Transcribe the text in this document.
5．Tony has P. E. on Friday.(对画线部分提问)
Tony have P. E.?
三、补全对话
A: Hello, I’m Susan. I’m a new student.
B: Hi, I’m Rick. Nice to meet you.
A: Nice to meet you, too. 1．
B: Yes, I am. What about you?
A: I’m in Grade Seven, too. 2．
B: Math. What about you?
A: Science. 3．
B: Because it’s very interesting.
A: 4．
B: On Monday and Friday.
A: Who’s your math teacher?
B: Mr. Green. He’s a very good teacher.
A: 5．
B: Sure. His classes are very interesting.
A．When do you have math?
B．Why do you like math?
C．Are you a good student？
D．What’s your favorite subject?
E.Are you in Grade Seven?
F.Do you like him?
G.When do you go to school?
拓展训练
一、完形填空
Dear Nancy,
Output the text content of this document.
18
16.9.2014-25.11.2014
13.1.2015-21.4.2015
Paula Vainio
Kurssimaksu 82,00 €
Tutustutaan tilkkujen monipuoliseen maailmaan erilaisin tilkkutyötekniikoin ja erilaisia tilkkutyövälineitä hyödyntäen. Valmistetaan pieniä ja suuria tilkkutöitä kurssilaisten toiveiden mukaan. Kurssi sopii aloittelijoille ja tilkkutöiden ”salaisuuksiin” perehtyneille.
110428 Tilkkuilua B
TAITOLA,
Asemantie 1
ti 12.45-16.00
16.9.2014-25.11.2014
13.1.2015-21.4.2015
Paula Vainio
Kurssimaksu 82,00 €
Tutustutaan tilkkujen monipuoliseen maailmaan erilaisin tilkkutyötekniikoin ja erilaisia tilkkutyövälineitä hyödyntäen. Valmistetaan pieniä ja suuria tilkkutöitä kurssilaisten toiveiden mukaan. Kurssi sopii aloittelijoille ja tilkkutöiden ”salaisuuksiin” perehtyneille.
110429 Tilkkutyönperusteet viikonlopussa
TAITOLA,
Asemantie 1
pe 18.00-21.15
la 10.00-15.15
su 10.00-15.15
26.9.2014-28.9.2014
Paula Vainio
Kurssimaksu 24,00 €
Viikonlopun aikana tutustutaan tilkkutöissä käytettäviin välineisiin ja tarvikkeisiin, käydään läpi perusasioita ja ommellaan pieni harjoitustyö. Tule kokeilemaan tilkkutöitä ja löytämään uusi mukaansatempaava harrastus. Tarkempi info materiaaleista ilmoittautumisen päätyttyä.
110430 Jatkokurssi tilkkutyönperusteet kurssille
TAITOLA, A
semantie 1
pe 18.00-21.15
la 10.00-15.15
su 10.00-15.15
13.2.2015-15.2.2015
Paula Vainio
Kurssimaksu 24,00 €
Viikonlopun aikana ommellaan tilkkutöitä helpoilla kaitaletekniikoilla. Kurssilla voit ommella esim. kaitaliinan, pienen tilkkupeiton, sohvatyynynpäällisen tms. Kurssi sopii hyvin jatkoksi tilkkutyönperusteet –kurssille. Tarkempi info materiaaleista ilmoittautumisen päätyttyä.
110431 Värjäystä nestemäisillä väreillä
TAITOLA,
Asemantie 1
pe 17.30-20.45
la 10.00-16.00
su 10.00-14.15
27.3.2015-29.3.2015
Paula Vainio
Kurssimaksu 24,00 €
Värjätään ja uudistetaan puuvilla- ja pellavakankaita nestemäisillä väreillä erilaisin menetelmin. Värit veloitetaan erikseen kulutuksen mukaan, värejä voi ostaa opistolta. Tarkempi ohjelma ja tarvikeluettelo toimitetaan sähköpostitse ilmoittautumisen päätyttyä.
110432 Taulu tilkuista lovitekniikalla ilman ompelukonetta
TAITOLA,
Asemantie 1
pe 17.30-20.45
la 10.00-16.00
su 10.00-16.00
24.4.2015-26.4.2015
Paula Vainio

▬▬▬▬▬▬

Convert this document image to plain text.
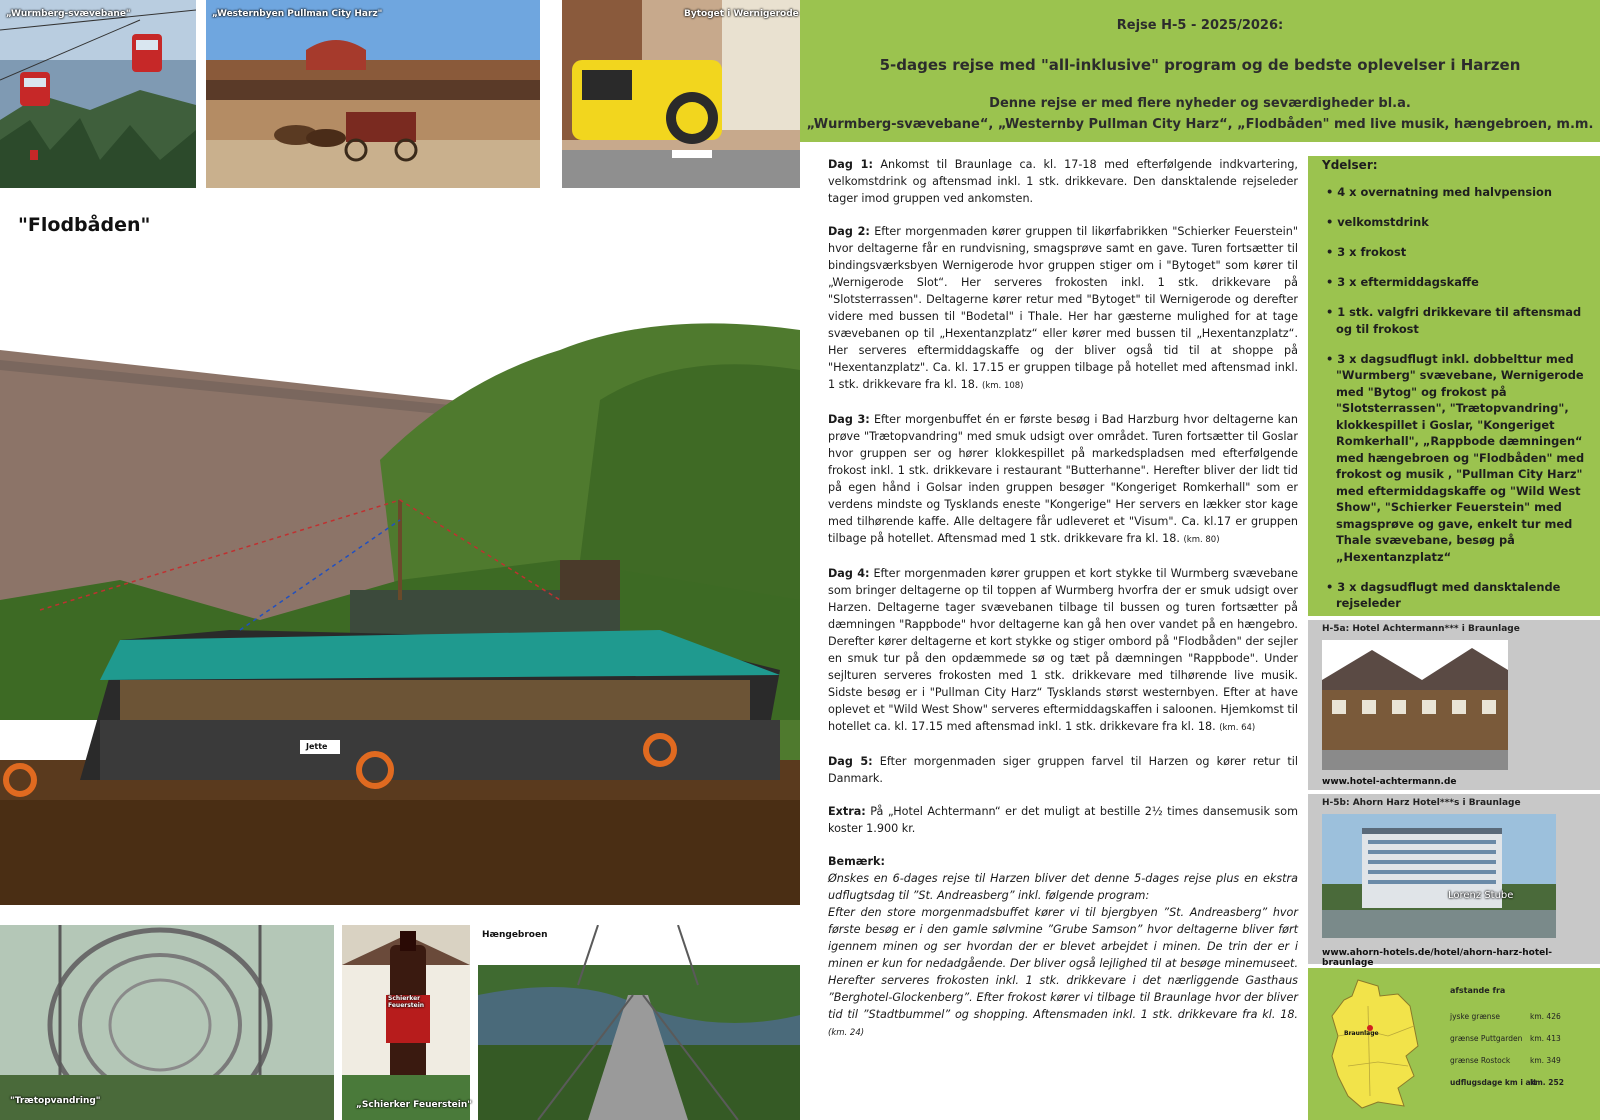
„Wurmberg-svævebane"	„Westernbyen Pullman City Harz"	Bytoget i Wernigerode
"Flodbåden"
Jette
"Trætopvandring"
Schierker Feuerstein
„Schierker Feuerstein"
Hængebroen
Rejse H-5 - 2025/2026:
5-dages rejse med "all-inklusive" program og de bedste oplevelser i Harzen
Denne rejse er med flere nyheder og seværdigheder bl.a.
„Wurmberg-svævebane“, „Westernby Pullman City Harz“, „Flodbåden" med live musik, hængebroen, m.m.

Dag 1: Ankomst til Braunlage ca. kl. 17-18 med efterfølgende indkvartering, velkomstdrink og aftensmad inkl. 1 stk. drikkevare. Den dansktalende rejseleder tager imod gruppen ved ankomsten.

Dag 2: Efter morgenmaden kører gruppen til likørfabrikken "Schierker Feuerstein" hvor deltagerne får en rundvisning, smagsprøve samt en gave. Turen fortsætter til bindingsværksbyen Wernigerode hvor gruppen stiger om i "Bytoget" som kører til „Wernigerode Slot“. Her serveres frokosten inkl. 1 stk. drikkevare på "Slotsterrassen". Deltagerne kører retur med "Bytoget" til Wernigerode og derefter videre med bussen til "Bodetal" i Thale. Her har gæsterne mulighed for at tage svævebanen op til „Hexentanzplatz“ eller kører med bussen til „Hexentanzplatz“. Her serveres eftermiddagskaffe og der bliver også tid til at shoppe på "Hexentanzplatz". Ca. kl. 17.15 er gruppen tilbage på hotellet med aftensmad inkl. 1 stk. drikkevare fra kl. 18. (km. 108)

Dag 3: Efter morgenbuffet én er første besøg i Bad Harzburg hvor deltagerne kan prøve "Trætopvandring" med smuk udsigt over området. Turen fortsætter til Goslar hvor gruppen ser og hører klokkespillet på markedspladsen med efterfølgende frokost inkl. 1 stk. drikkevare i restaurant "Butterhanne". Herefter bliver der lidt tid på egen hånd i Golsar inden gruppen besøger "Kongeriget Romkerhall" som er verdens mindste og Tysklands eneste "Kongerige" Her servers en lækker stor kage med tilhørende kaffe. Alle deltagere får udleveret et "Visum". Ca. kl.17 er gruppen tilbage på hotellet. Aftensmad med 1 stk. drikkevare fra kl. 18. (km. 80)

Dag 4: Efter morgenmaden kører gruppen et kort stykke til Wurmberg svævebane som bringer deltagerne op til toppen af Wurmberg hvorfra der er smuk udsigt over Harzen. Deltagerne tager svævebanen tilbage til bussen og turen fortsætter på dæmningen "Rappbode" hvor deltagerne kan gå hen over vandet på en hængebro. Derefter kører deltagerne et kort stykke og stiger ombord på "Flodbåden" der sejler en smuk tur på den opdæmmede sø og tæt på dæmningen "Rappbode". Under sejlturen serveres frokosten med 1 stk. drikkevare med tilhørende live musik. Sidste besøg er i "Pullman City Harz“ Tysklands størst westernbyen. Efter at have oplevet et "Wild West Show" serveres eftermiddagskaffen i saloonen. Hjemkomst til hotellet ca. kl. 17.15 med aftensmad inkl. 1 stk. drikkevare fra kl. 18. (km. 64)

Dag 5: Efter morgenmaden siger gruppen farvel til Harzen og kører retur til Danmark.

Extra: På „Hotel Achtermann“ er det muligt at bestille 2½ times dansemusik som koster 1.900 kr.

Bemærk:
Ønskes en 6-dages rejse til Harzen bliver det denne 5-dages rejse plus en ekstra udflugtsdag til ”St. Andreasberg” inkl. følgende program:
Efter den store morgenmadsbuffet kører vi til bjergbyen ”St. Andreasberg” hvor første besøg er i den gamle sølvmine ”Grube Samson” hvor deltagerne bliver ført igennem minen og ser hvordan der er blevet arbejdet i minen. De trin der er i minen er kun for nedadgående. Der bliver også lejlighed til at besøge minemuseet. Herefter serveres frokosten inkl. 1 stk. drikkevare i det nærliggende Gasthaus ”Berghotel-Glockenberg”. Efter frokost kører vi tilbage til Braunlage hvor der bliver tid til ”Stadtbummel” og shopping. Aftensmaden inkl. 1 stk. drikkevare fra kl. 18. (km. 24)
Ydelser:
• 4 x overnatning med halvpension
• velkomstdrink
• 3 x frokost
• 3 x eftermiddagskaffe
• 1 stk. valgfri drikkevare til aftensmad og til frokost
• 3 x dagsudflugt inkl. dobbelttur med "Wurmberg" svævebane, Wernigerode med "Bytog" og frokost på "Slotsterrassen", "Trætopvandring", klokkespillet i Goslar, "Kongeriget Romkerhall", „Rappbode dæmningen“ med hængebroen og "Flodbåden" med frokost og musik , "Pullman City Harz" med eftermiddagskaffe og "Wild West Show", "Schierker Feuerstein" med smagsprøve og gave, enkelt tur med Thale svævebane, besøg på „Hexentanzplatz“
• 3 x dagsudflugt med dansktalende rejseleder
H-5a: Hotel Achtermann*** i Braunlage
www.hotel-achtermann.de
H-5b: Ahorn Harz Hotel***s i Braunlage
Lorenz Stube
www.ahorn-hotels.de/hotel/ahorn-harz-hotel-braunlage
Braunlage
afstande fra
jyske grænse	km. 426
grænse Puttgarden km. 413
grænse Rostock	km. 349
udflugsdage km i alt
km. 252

▬▬▬▬▬▬

> _WHAT NEEDS TO BE DONE_
Among the lines above, how many contain the string "nestemäisillä"? State the number alone.

> _OUTPUT_
2